▶ _Excerpted data_:
------

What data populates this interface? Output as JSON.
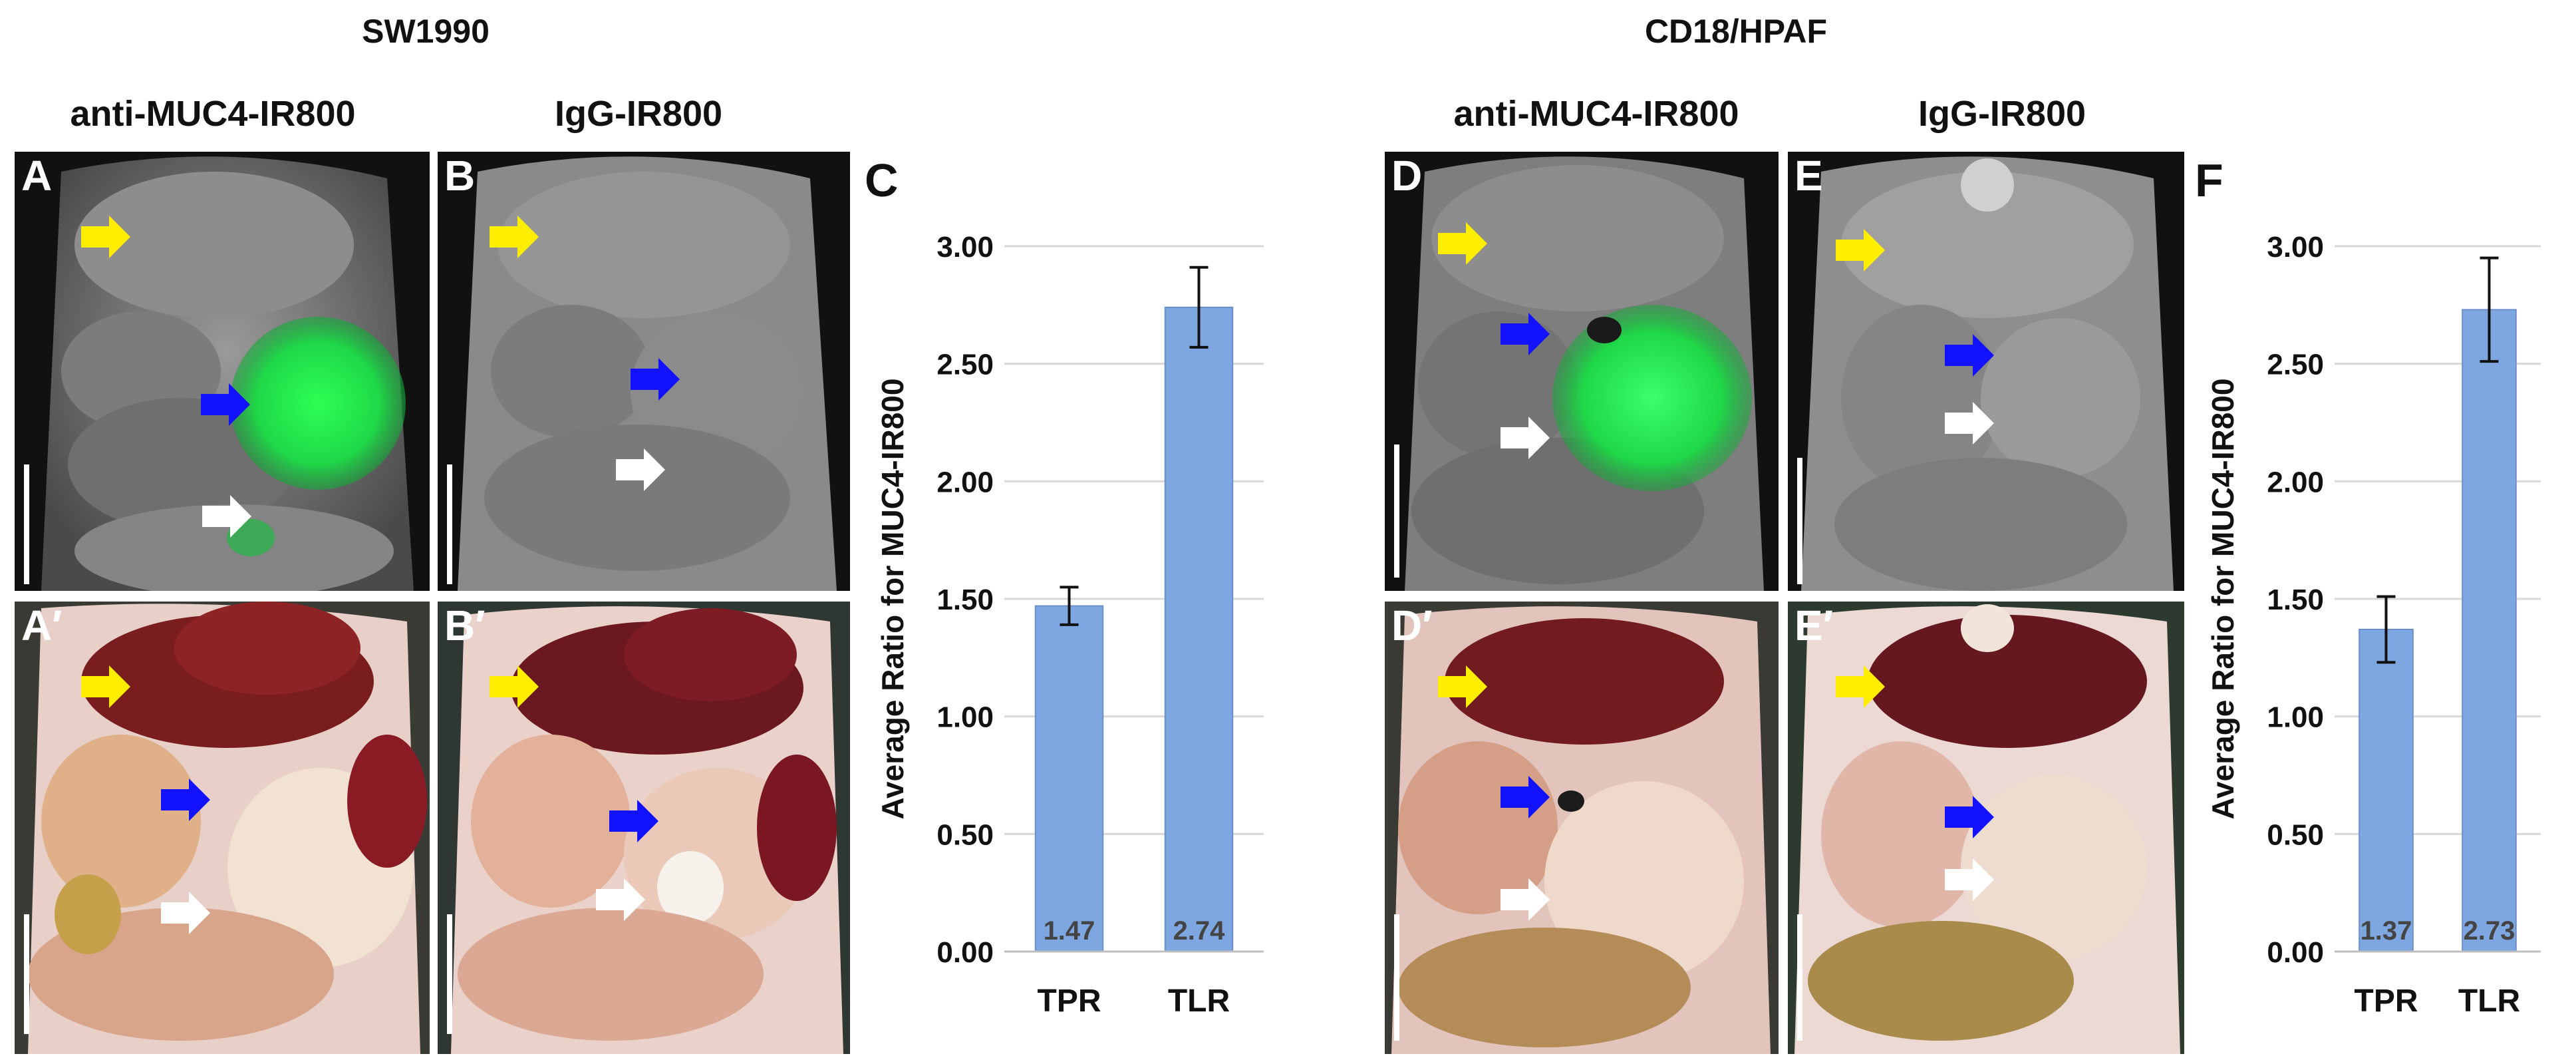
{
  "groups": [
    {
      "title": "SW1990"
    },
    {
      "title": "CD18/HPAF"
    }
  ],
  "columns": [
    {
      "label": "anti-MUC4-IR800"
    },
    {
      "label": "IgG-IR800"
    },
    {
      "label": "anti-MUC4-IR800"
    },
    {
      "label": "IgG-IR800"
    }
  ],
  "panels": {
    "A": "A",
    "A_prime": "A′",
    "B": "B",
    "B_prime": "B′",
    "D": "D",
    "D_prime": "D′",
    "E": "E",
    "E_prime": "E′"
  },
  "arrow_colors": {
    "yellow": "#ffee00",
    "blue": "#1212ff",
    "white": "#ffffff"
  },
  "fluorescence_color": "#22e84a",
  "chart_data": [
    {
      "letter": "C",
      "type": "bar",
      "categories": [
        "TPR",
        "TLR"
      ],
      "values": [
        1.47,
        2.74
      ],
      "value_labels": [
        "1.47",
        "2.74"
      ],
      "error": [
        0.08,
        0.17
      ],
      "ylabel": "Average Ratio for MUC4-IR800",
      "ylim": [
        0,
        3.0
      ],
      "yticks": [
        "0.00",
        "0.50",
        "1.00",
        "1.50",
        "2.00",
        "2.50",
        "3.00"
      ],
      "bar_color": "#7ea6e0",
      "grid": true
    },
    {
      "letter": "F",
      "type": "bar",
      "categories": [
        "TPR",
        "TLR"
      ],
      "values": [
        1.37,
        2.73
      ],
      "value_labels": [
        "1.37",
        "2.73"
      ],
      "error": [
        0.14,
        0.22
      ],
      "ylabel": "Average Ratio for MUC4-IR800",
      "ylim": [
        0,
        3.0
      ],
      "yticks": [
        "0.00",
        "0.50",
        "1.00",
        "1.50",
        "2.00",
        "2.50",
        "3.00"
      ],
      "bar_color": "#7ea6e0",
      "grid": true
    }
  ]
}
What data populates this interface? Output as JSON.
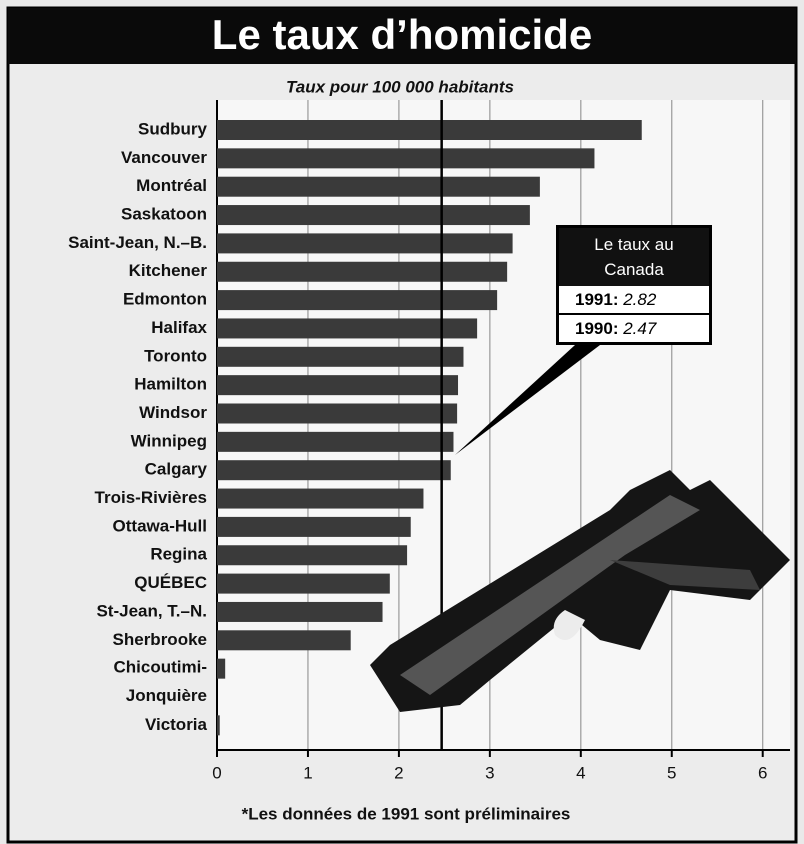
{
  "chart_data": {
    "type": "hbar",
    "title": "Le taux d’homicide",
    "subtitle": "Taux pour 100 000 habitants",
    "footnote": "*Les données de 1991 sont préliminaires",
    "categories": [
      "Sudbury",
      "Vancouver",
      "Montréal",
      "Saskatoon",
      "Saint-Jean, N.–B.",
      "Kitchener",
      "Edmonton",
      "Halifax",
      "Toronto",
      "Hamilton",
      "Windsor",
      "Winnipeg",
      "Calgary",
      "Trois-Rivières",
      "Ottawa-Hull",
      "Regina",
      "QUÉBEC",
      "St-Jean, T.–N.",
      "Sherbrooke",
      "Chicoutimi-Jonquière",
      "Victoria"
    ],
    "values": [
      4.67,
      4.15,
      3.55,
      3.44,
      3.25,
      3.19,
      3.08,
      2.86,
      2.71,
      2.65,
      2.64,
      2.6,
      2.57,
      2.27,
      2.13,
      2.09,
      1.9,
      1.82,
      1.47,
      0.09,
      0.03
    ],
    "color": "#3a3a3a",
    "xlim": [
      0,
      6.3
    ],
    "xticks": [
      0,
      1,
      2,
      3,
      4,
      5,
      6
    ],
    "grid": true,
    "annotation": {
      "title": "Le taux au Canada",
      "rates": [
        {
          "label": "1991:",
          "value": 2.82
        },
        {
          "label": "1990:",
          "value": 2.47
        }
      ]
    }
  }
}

------

▶ _The problem_:
Please write out all the data again word for word, but not the pictures.

▶ _Solved exercise_:
What data populates this interface? Output as JSON.
{
  "groups": [
    {
      "title": "SW1990"
    },
    {
      "title": "CD18/HPAF"
    }
  ],
  "columns": [
    {
      "label": "anti-MUC4-IR800"
    },
    {
      "label": "IgG-IR800"
    },
    {
      "label": "anti-MUC4-IR800"
    },
    {
      "label": "IgG-IR800"
    }
  ],
  "panels": {
    "A": "A",
    "A_prime": "A′",
    "B": "B",
    "B_prime": "B′",
    "D": "D",
    "D_prime": "D′",
    "E": "E",
    "E_prime": "E′"
  },
  "arrow_colors": {
    "yellow": "#ffee00",
    "blue": "#1212ff",
    "white": "#ffffff"
  },
  "fluorescence_color": "#22e84a",
  "chart_data": [
    {
      "letter": "C",
      "type": "bar",
      "categories": [
        "TPR",
        "TLR"
      ],
      "values": [
        1.47,
        2.74
      ],
      "value_labels": [
        "1.47",
        "2.74"
      ],
      "error": [
        0.08,
        0.17
      ],
      "ylabel": "Average Ratio for MUC4-IR800",
      "ylim": [
        0,
        3.0
      ],
      "yticks": [
        "0.00",
        "0.50",
        "1.00",
        "1.50",
        "2.00",
        "2.50",
        "3.00"
      ],
      "bar_color": "#7ea6e0",
      "grid": true
    },
    {
      "letter": "F",
      "type": "bar",
      "categories": [
        "TPR",
        "TLR"
      ],
      "values": [
        1.37,
        2.73
      ],
      "value_labels": [
        "1.37",
        "2.73"
      ],
      "error": [
        0.14,
        0.22
      ],
      "ylabel": "Average Ratio for MUC4-IR800",
      "ylim": [
        0,
        3.0
      ],
      "yticks": [
        "0.00",
        "0.50",
        "1.00",
        "1.50",
        "2.00",
        "2.50",
        "3.00"
      ],
      "bar_color": "#7ea6e0",
      "grid": true
    }
  ]
}
What data populates this interface? Output as JSON.
{
  "chart_data": {
    "type": "hbar",
    "title": "Le taux d’homicide",
    "subtitle": "Taux pour 100 000 habitants",
    "footnote": "*Les données de 1991 sont préliminaires",
    "categories": [
      "Sudbury",
      "Vancouver",
      "Montréal",
      "Saskatoon",
      "Saint-Jean, N.–B.",
      "Kitchener",
      "Edmonton",
      "Halifax",
      "Toronto",
      "Hamilton",
      "Windsor",
      "Winnipeg",
      "Calgary",
      "Trois-Rivières",
      "Ottawa-Hull",
      "Regina",
      "QUÉBEC",
      "St-Jean, T.–N.",
      "Sherbrooke",
      "Chicoutimi-Jonquière",
      "Victoria"
    ],
    "values": [
      4.67,
      4.15,
      3.55,
      3.44,
      3.25,
      3.19,
      3.08,
      2.86,
      2.71,
      2.65,
      2.64,
      2.6,
      2.57,
      2.27,
      2.13,
      2.09,
      1.9,
      1.82,
      1.47,
      0.09,
      0.03
    ],
    "color": "#3a3a3a",
    "xlim": [
      0,
      6.3
    ],
    "xticks": [
      0,
      1,
      2,
      3,
      4,
      5,
      6
    ],
    "grid": true,
    "annotation": {
      "title": "Le taux au Canada",
      "rates": [
        {
          "label": "1991:",
          "value": 2.82
        },
        {
          "label": "1990:",
          "value": 2.47
        }
      ]
    }
  }
}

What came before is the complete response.